[Written instruction] Report every line from the material that contains the word "this".

[BEGIN Data supplied]

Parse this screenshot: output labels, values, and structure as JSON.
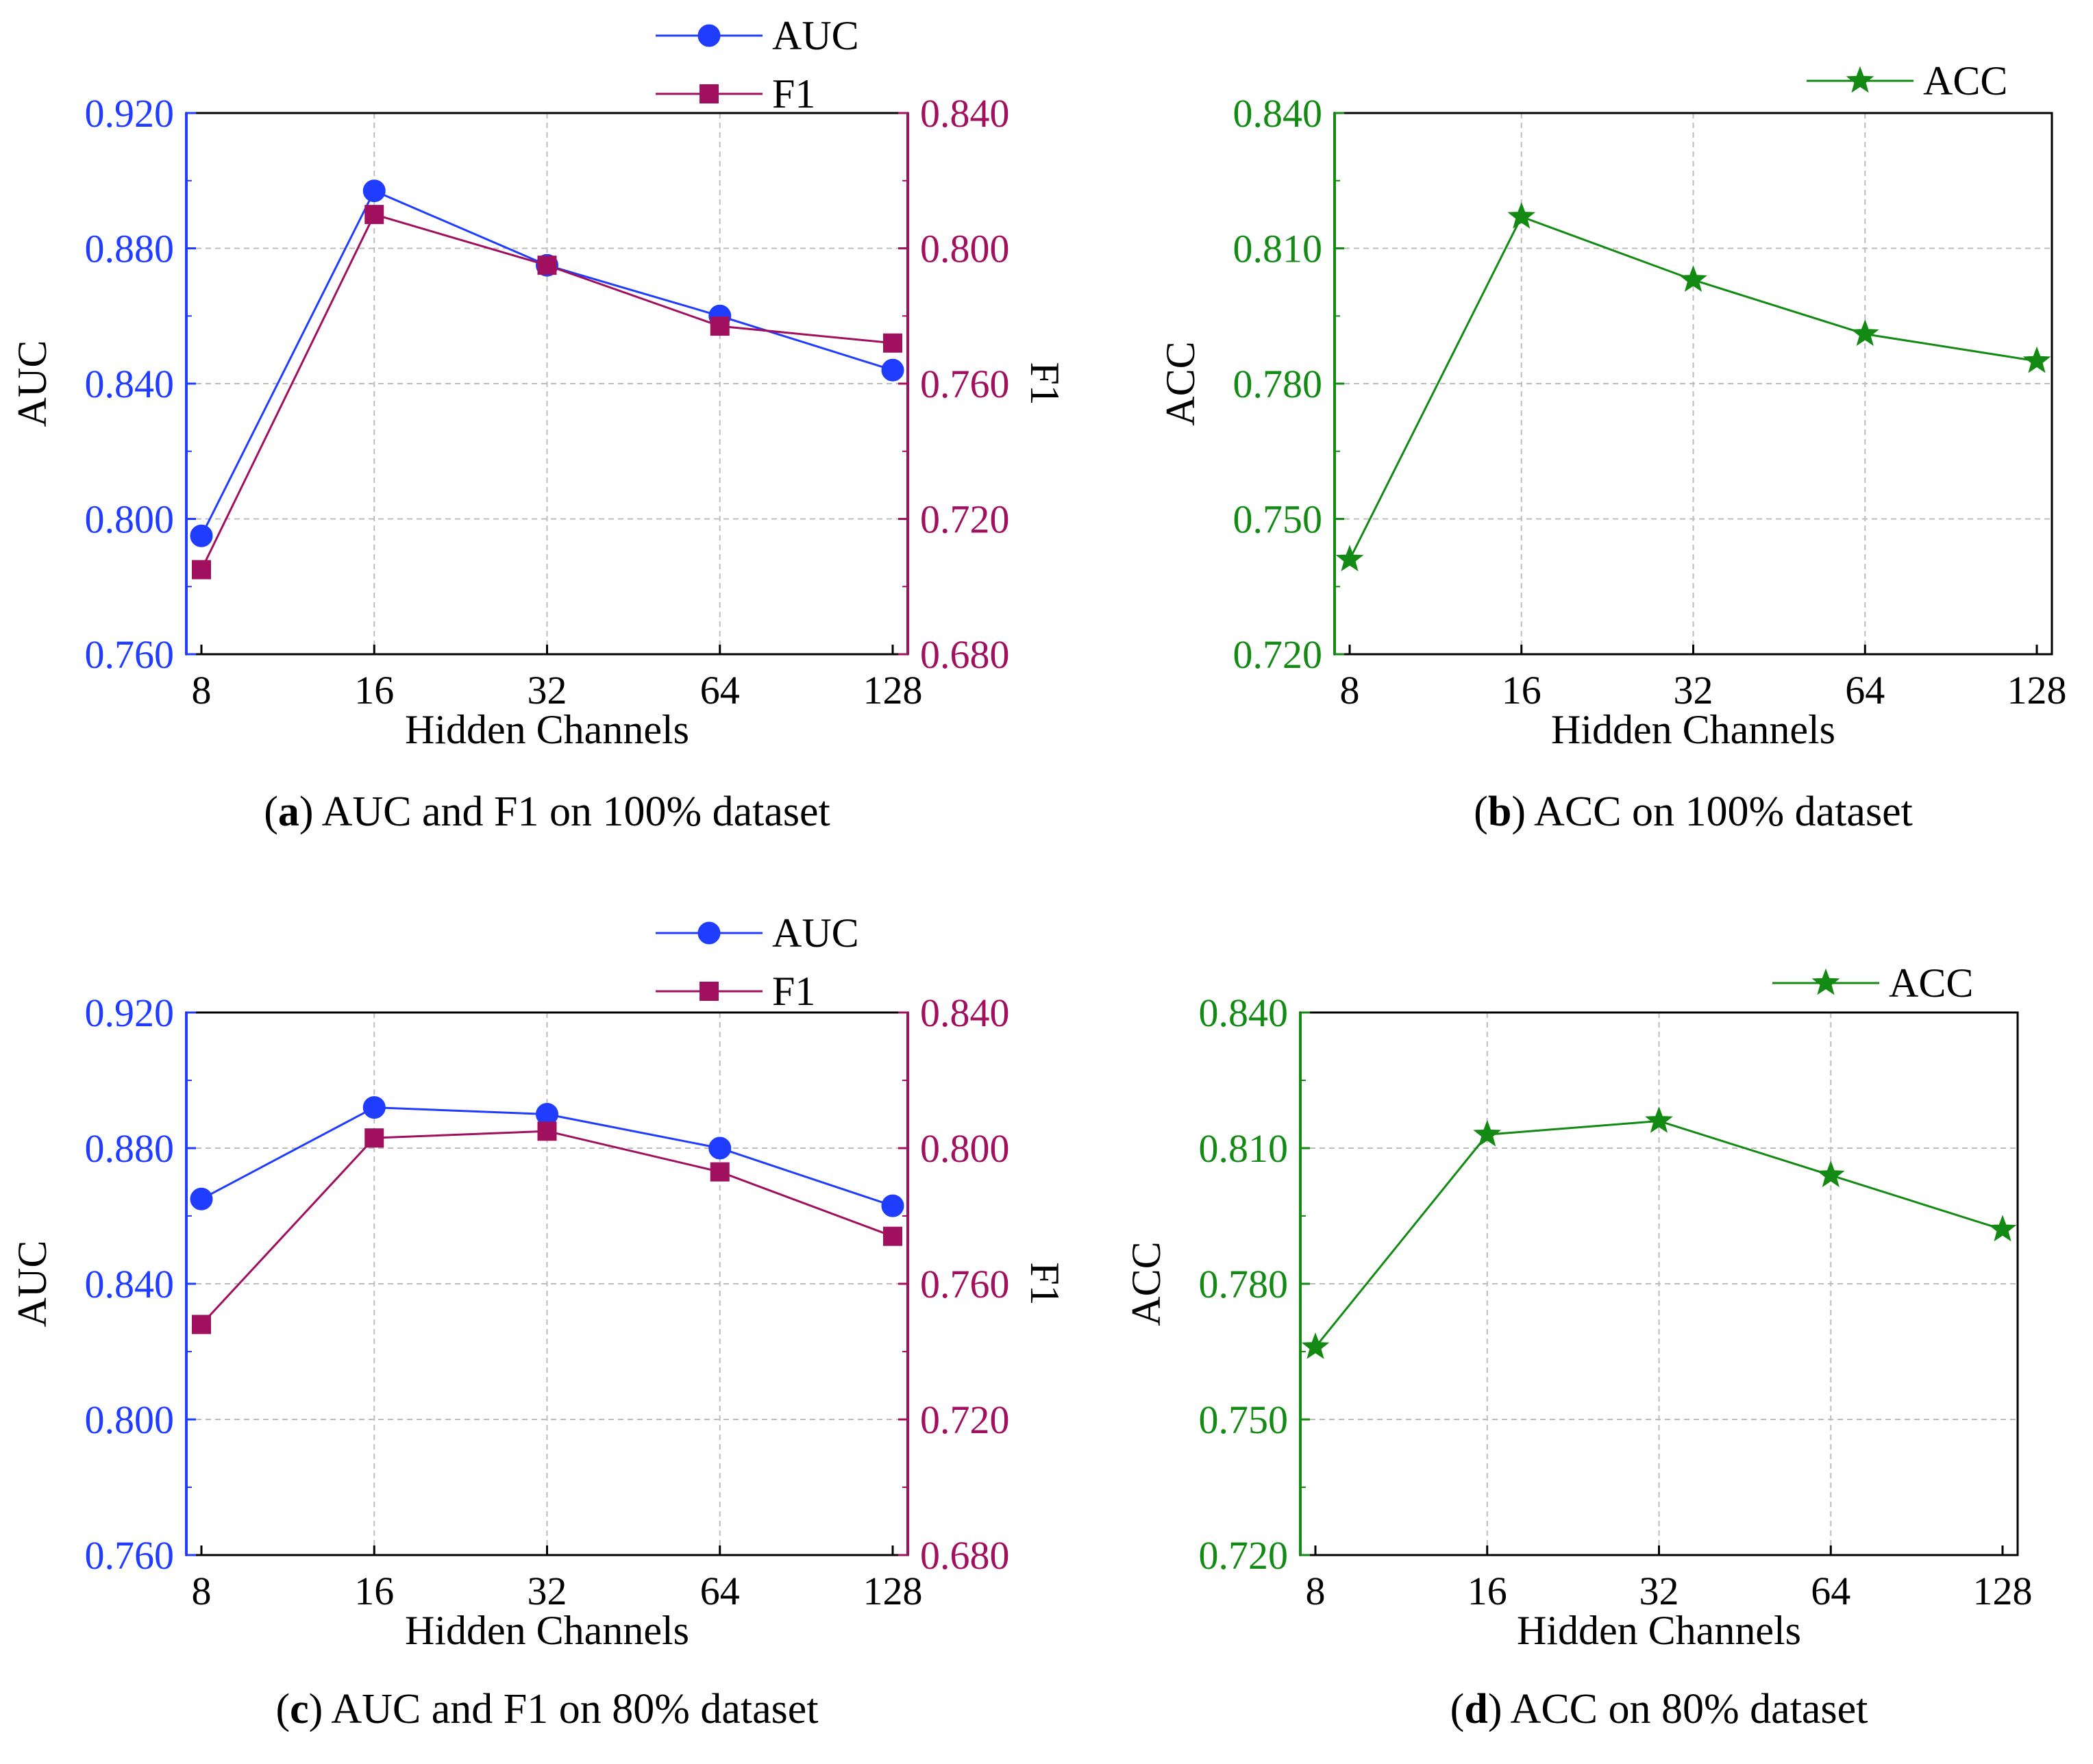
{
  "colors": {
    "auc": "#1f3cff",
    "f1": "#a0105e",
    "acc": "#138a13",
    "axis": "#000000"
  },
  "chart_data": [
    {
      "id": "a",
      "type": "line",
      "caption_letter": "a",
      "caption_text": "AUC and F1 on 100% dataset",
      "xlabel": "Hidden Channels",
      "ylabel_left": "AUC",
      "ylabel_right": "F1",
      "categories": [
        "8",
        "16",
        "32",
        "64",
        "128"
      ],
      "left_ylim": [
        0.76,
        0.92
      ],
      "left_ticks": [
        "0.760",
        "0.800",
        "0.840",
        "0.880",
        "0.920"
      ],
      "right_ylim": [
        0.68,
        0.84
      ],
      "right_ticks": [
        "0.680",
        "0.720",
        "0.760",
        "0.800",
        "0.840"
      ],
      "series": [
        {
          "name": "AUC",
          "axis": "left",
          "marker": "circle",
          "values": [
            0.795,
            0.897,
            0.875,
            0.86,
            0.844
          ]
        },
        {
          "name": "F1",
          "axis": "right",
          "marker": "square",
          "values": [
            0.705,
            0.81,
            0.795,
            0.777,
            0.772
          ]
        }
      ]
    },
    {
      "id": "b",
      "type": "line",
      "caption_letter": "b",
      "caption_text": "ACC on 100% dataset",
      "xlabel": "Hidden Channels",
      "ylabel_left": "ACC",
      "categories": [
        "8",
        "16",
        "32",
        "64",
        "128"
      ],
      "left_ylim": [
        0.72,
        0.84
      ],
      "left_ticks": [
        "0.720",
        "0.750",
        "0.780",
        "0.810",
        "0.840"
      ],
      "series": [
        {
          "name": "ACC",
          "axis": "left",
          "marker": "star",
          "values": [
            0.741,
            0.817,
            0.803,
            0.791,
            0.785
          ]
        }
      ]
    },
    {
      "id": "c",
      "type": "line",
      "caption_letter": "c",
      "caption_text": "AUC and F1 on 80% dataset",
      "xlabel": "Hidden Channels",
      "ylabel_left": "AUC",
      "ylabel_right": "F1",
      "categories": [
        "8",
        "16",
        "32",
        "64",
        "128"
      ],
      "left_ylim": [
        0.76,
        0.92
      ],
      "left_ticks": [
        "0.760",
        "0.800",
        "0.840",
        "0.880",
        "0.920"
      ],
      "right_ylim": [
        0.68,
        0.84
      ],
      "right_ticks": [
        "0.680",
        "0.720",
        "0.760",
        "0.800",
        "0.840"
      ],
      "series": [
        {
          "name": "AUC",
          "axis": "left",
          "marker": "circle",
          "values": [
            0.865,
            0.892,
            0.89,
            0.88,
            0.863
          ]
        },
        {
          "name": "F1",
          "axis": "right",
          "marker": "square",
          "values": [
            0.748,
            0.803,
            0.805,
            0.793,
            0.774
          ]
        }
      ]
    },
    {
      "id": "d",
      "type": "line",
      "caption_letter": "d",
      "caption_text": "ACC on 80% dataset",
      "xlabel": "Hidden Channels",
      "ylabel_left": "ACC",
      "categories": [
        "8",
        "16",
        "32",
        "64",
        "128"
      ],
      "left_ylim": [
        0.72,
        0.84
      ],
      "left_ticks": [
        "0.720",
        "0.750",
        "0.780",
        "0.810",
        "0.840"
      ],
      "series": [
        {
          "name": "ACC",
          "axis": "left",
          "marker": "star",
          "values": [
            0.766,
            0.813,
            0.816,
            0.804,
            0.792
          ]
        }
      ]
    }
  ]
}
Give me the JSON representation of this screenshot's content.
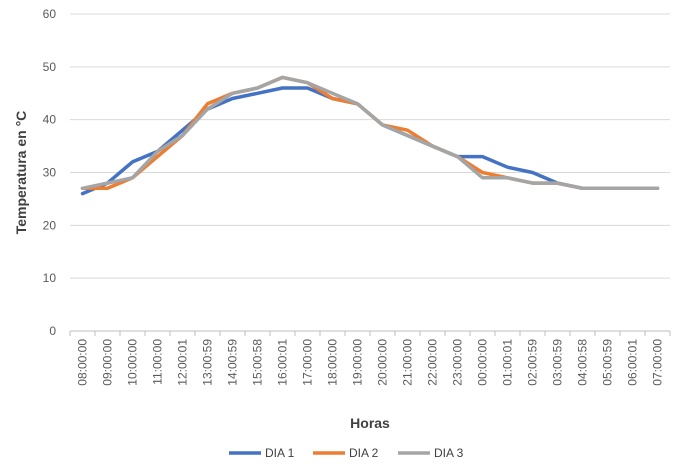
{
  "chart_data": {
    "type": "line",
    "title": "",
    "xlabel": "Horas",
    "ylabel": "Temperatura en °C",
    "ylim": [
      0,
      60
    ],
    "yticks": [
      0,
      10,
      20,
      30,
      40,
      50,
      60
    ],
    "grid": true,
    "legend_position": "bottom",
    "categories": [
      "08:00:00",
      "09:00:00",
      "10:00:00",
      "11:00:00",
      "12:00:01",
      "13:00:59",
      "14:00:59",
      "15:00:58",
      "16:00:01",
      "17:00:00",
      "18:00:00",
      "19:00:00",
      "20:00:00",
      "21:00:00",
      "22:00:00",
      "23:00:00",
      "00:00:00",
      "01:00:01",
      "02:00:59",
      "03:00:59",
      "04:00:58",
      "05:00:59",
      "06:00:01",
      "07:00:00"
    ],
    "series": [
      {
        "name": "DIA 1",
        "color": "#4472C4",
        "values": [
          26,
          28,
          32,
          34,
          38,
          42,
          44,
          45,
          46,
          46,
          44,
          43,
          39,
          37,
          35,
          33,
          33,
          31,
          30,
          28,
          27,
          27,
          27,
          27
        ]
      },
      {
        "name": "DIA 2",
        "color": "#ED7D31",
        "values": [
          27,
          27,
          29,
          33,
          37,
          43,
          45,
          46,
          48,
          47,
          44,
          43,
          39,
          38,
          35,
          33,
          30,
          29,
          28,
          28,
          27,
          27,
          27,
          27
        ]
      },
      {
        "name": "DIA 3",
        "color": "#A5A5A5",
        "values": [
          27,
          28,
          29,
          34,
          37,
          42,
          45,
          46,
          48,
          47,
          45,
          43,
          39,
          37,
          35,
          33,
          29,
          29,
          28,
          28,
          27,
          27,
          27,
          27
        ]
      }
    ]
  }
}
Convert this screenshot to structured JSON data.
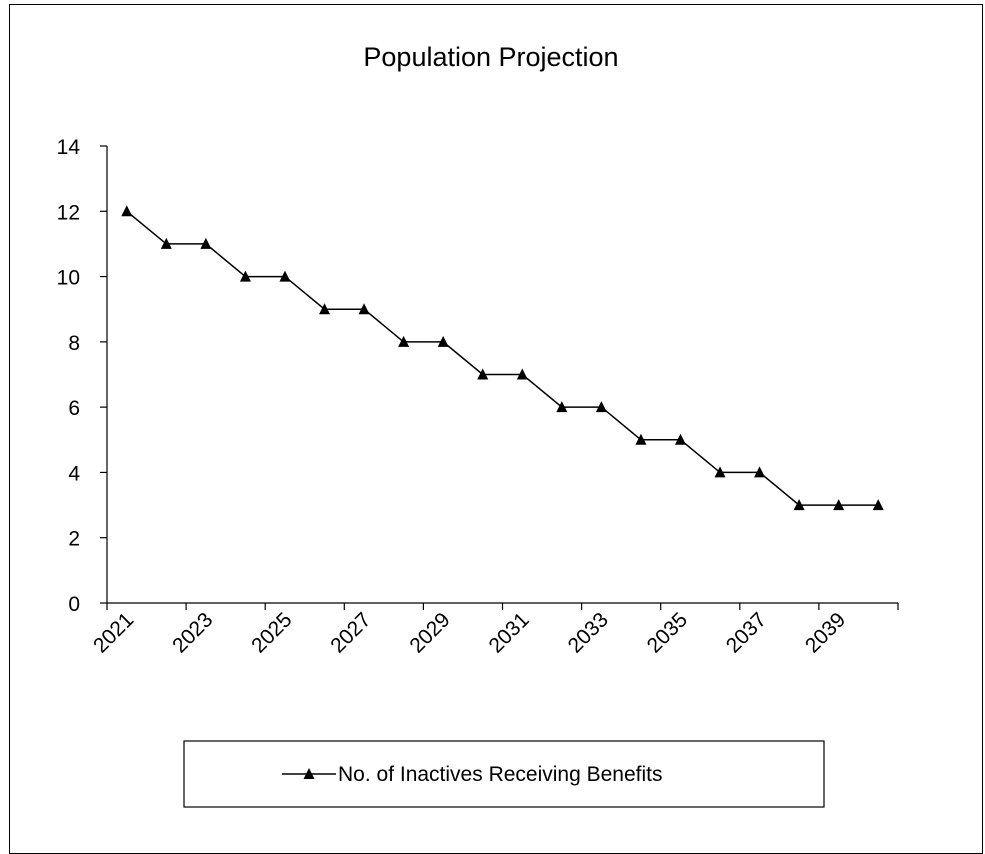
{
  "chart_data": {
    "type": "line",
    "title": "Population Projection",
    "xlabel": "",
    "ylabel": "",
    "ylim": [
      0,
      14
    ],
    "yticks": [
      0,
      2,
      4,
      6,
      8,
      10,
      12,
      14
    ],
    "x": [
      2021,
      2022,
      2023,
      2024,
      2025,
      2026,
      2027,
      2028,
      2029,
      2030,
      2031,
      2032,
      2033,
      2034,
      2035,
      2036,
      2037,
      2038,
      2039,
      2040
    ],
    "x_tick_labels": [
      "2021",
      "2023",
      "2025",
      "2027",
      "2029",
      "2031",
      "2033",
      "2035",
      "2037",
      "2039"
    ],
    "series": [
      {
        "name": "No. of  Inactives Receiving Benefits",
        "values": [
          12,
          11,
          11,
          10,
          10,
          9,
          9,
          8,
          8,
          7,
          7,
          6,
          6,
          5,
          5,
          4,
          4,
          3,
          3,
          3
        ],
        "marker": "triangle",
        "color": "#000000"
      }
    ],
    "grid": false,
    "legend_position": "bottom"
  }
}
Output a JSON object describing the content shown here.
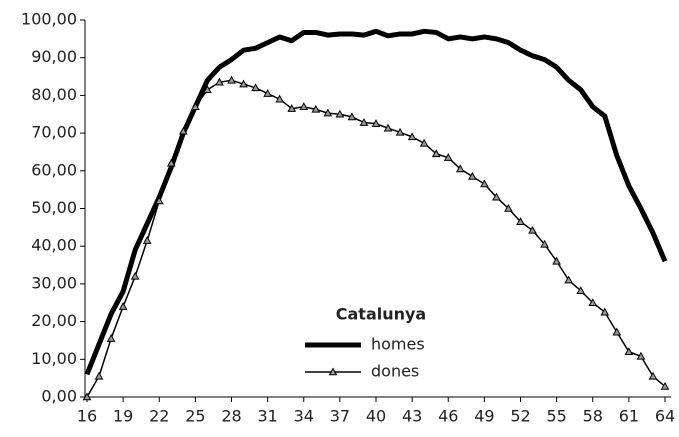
{
  "chart_data": {
    "type": "line",
    "legend_title": "Catalunya",
    "legend": "lower center",
    "x": [
      16,
      17,
      18,
      19,
      20,
      21,
      22,
      23,
      24,
      25,
      26,
      27,
      28,
      29,
      30,
      31,
      32,
      33,
      34,
      35,
      36,
      37,
      38,
      39,
      40,
      41,
      42,
      43,
      44,
      45,
      46,
      47,
      48,
      49,
      50,
      51,
      52,
      53,
      54,
      55,
      56,
      57,
      58,
      59,
      60,
      61,
      62,
      63,
      64
    ],
    "xlim": [
      16,
      64
    ],
    "xticks": [
      16,
      19,
      22,
      25,
      28,
      31,
      34,
      37,
      40,
      43,
      46,
      49,
      52,
      55,
      58,
      61,
      64
    ],
    "ylim": [
      0,
      100
    ],
    "yticks": [
      {
        "value": 0,
        "label": "0,00"
      },
      {
        "value": 10,
        "label": "10,00"
      },
      {
        "value": 20,
        "label": "20,00"
      },
      {
        "value": 30,
        "label": "30,00"
      },
      {
        "value": 40,
        "label": "40,00"
      },
      {
        "value": 50,
        "label": "50,00"
      },
      {
        "value": 60,
        "label": "60,00"
      },
      {
        "value": 70,
        "label": "70,00"
      },
      {
        "value": 80,
        "label": "80,00"
      },
      {
        "value": 90,
        "label": "90,00"
      },
      {
        "value": 100,
        "label": "100,00"
      }
    ],
    "series": [
      {
        "name": "homes",
        "color": "#000000",
        "line_width": 5,
        "marker": null,
        "values": [
          6,
          14,
          22,
          28,
          39,
          46,
          53,
          61,
          70,
          77,
          84,
          87.5,
          89.5,
          92,
          92.5,
          94,
          95.5,
          94.5,
          96.7,
          96.7,
          96,
          96.3,
          96.3,
          96,
          97,
          95.8,
          96.3,
          96.3,
          97,
          96.7,
          95,
          95.5,
          95,
          95.5,
          95,
          94,
          92,
          90.5,
          89.5,
          87.5,
          84,
          81.5,
          77,
          74.5,
          64,
          56,
          50,
          43.5,
          36
        ]
      },
      {
        "name": "dones",
        "color": "#000000",
        "line_width": 1.5,
        "marker": "triangle",
        "values": [
          0,
          5.5,
          15.5,
          24,
          32,
          41.5,
          52,
          62,
          70.5,
          77,
          81.5,
          83.5,
          84,
          83,
          82,
          80.5,
          79,
          76.5,
          77,
          76.3,
          75.3,
          75,
          74.3,
          72.8,
          72.5,
          71.3,
          70.2,
          69,
          67.3,
          64.5,
          63.5,
          60.5,
          58.5,
          56.5,
          53,
          50,
          46.5,
          44.2,
          40.5,
          36,
          31,
          28.2,
          25,
          22.5,
          17.2,
          12,
          10.8,
          5.5,
          2.8
        ]
      }
    ]
  }
}
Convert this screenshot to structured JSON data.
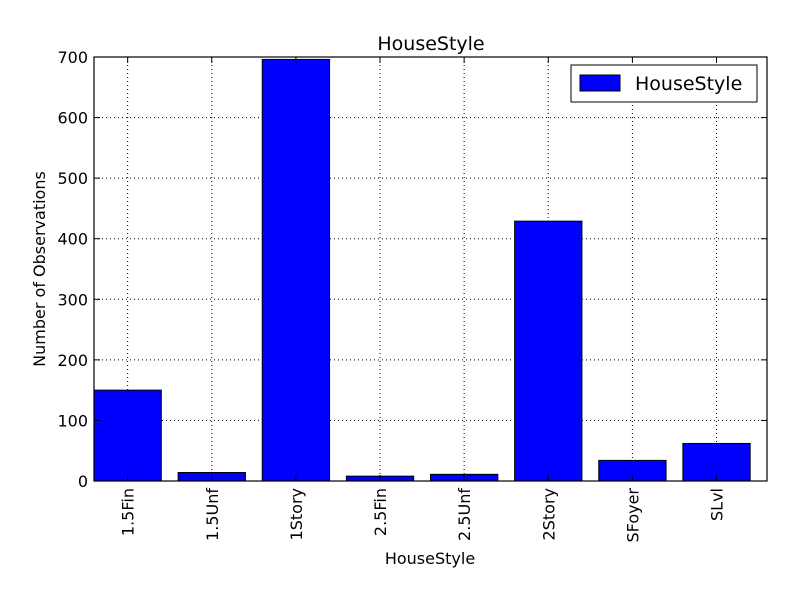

[END Data supplied]

[Finished exercise]
Parse this screenshot: output labels, values, and structure as JSON.
Give me the JSON representation of this screenshot's content.
Convert this screenshot to structured JSON data.
Convert this screenshot to structured JSON data.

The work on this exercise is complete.